» **Work to be completed**
Output each of the lines below verbatim and in order, leaving out the picture placeholders.
## START Input records
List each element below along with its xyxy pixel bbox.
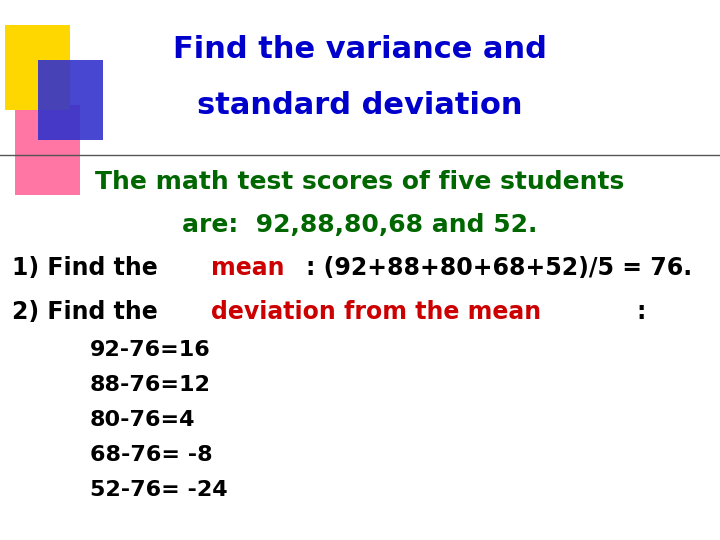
Text: The math test scores of five students: The math test scores of five students bbox=[95, 170, 625, 194]
Text: 1) Find the: 1) Find the bbox=[12, 256, 166, 280]
Text: standard deviation: standard deviation bbox=[197, 91, 523, 119]
Text: deviation from the mean: deviation from the mean bbox=[211, 300, 541, 324]
Text: mean: mean bbox=[211, 256, 284, 280]
Text: 88-76=12: 88-76=12 bbox=[90, 375, 211, 395]
Text: 52-76= -24: 52-76= -24 bbox=[90, 480, 228, 500]
Text: 92-76=16: 92-76=16 bbox=[90, 340, 211, 360]
Bar bbox=[38, 60, 103, 140]
Text: 2) Find the: 2) Find the bbox=[12, 300, 166, 324]
Bar bbox=[5, 25, 70, 110]
Text: : (92+88+80+68+52)/5 = 76.: : (92+88+80+68+52)/5 = 76. bbox=[305, 256, 692, 280]
Text: 80-76=4: 80-76=4 bbox=[90, 410, 196, 430]
Text: 68-76= -8: 68-76= -8 bbox=[90, 445, 212, 465]
Text: are:  92,88,80,68 and 52.: are: 92,88,80,68 and 52. bbox=[182, 213, 538, 237]
Text: :: : bbox=[636, 300, 646, 324]
Text: Find the variance and: Find the variance and bbox=[173, 36, 547, 64]
Bar bbox=[15, 105, 80, 195]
## END Input records
» **Output for this task**
List each element below along with its xyxy pixel bbox.
Text: The math test scores of five students: The math test scores of five students bbox=[95, 170, 625, 194]
Text: 1) Find the: 1) Find the bbox=[12, 256, 166, 280]
Text: standard deviation: standard deviation bbox=[197, 91, 523, 119]
Text: deviation from the mean: deviation from the mean bbox=[211, 300, 541, 324]
Text: mean: mean bbox=[211, 256, 284, 280]
Text: 88-76=12: 88-76=12 bbox=[90, 375, 211, 395]
Text: 52-76= -24: 52-76= -24 bbox=[90, 480, 228, 500]
Text: 92-76=16: 92-76=16 bbox=[90, 340, 211, 360]
Bar bbox=[38, 60, 103, 140]
Text: 2) Find the: 2) Find the bbox=[12, 300, 166, 324]
Bar bbox=[5, 25, 70, 110]
Text: : (92+88+80+68+52)/5 = 76.: : (92+88+80+68+52)/5 = 76. bbox=[305, 256, 692, 280]
Text: 80-76=4: 80-76=4 bbox=[90, 410, 196, 430]
Text: 68-76= -8: 68-76= -8 bbox=[90, 445, 212, 465]
Text: are:  92,88,80,68 and 52.: are: 92,88,80,68 and 52. bbox=[182, 213, 538, 237]
Text: :: : bbox=[636, 300, 646, 324]
Text: Find the variance and: Find the variance and bbox=[173, 36, 547, 64]
Bar bbox=[15, 105, 80, 195]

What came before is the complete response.